Given problem: Return the records verbatim, starting from their first line and ending with the line that contains "ef1-point-54 — [578, 278, 586, 285]", both included.

Supplied material:
────────────────

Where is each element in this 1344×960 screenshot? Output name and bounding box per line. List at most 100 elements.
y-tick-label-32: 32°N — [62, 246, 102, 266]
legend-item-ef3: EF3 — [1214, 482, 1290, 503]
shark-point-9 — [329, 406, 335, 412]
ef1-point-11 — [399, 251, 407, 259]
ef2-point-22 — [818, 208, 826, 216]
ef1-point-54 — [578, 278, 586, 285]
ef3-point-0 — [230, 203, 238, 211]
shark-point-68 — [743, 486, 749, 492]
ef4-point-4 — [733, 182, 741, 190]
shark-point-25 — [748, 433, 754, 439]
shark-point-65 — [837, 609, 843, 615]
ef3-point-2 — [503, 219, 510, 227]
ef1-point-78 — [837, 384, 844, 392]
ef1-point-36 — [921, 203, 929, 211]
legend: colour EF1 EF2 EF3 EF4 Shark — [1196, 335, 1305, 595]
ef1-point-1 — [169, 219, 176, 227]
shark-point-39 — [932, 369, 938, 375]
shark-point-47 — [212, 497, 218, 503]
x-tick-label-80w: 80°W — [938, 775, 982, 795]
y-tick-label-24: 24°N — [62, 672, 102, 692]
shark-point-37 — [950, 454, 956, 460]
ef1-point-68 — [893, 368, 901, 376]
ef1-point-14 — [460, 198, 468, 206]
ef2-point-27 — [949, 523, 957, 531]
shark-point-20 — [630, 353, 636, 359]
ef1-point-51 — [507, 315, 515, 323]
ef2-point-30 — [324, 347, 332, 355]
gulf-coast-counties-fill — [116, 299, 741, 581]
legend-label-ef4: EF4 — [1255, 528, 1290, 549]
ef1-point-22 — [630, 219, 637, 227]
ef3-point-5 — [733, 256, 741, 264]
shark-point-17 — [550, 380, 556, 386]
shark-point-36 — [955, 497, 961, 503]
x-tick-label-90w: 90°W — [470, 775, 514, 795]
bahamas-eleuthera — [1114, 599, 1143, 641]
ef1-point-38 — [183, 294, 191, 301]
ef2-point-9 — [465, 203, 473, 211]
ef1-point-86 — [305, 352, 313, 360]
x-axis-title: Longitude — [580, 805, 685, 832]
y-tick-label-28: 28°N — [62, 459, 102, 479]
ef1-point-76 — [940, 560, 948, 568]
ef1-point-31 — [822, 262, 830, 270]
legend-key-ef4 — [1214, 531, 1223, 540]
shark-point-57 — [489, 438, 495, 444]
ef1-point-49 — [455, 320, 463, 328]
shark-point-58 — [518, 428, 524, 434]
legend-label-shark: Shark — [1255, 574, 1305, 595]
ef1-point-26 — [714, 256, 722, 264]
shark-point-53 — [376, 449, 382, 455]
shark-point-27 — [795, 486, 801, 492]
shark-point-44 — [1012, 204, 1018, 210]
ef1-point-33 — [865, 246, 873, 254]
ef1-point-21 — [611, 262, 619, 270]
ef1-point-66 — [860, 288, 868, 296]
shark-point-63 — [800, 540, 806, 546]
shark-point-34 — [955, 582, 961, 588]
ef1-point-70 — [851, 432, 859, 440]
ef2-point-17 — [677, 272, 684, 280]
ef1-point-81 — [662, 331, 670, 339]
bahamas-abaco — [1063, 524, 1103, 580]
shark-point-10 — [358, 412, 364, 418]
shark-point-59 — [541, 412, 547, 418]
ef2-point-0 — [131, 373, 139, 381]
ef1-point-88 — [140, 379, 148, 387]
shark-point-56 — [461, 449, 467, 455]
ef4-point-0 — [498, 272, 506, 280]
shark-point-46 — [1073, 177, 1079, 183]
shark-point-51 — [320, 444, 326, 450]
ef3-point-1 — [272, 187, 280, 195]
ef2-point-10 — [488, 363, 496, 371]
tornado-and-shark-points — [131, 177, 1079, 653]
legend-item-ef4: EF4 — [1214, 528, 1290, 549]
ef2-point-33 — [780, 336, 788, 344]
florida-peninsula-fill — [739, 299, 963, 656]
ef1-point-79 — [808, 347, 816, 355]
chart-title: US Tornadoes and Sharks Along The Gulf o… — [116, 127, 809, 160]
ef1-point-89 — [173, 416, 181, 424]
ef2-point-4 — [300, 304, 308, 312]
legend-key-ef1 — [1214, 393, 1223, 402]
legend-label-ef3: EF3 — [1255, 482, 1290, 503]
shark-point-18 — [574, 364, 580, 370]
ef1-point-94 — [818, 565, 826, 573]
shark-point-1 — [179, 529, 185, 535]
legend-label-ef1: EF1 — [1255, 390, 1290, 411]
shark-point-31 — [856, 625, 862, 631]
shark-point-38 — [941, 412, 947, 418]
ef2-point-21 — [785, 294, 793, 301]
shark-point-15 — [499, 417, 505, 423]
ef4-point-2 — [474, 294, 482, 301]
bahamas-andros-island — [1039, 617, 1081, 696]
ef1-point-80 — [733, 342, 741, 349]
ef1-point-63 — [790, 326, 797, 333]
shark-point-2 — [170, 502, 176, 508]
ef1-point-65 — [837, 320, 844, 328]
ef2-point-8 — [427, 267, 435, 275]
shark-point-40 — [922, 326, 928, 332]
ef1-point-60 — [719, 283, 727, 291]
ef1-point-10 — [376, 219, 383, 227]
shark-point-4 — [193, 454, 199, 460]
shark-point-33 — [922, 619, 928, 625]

────────────────

Exercise answer:
Where is each element in this 1344×960 screenshot? Output name and bounding box per line. List at most 100 elements.
y-tick-label-32: 32°N — [62, 246, 102, 266]
legend-item-ef3: EF3 — [1214, 482, 1290, 503]
shark-point-9 — [329, 406, 335, 412]
ef1-point-11 — [399, 251, 407, 259]
ef2-point-22 — [818, 208, 826, 216]
ef1-point-54 — [578, 278, 586, 285]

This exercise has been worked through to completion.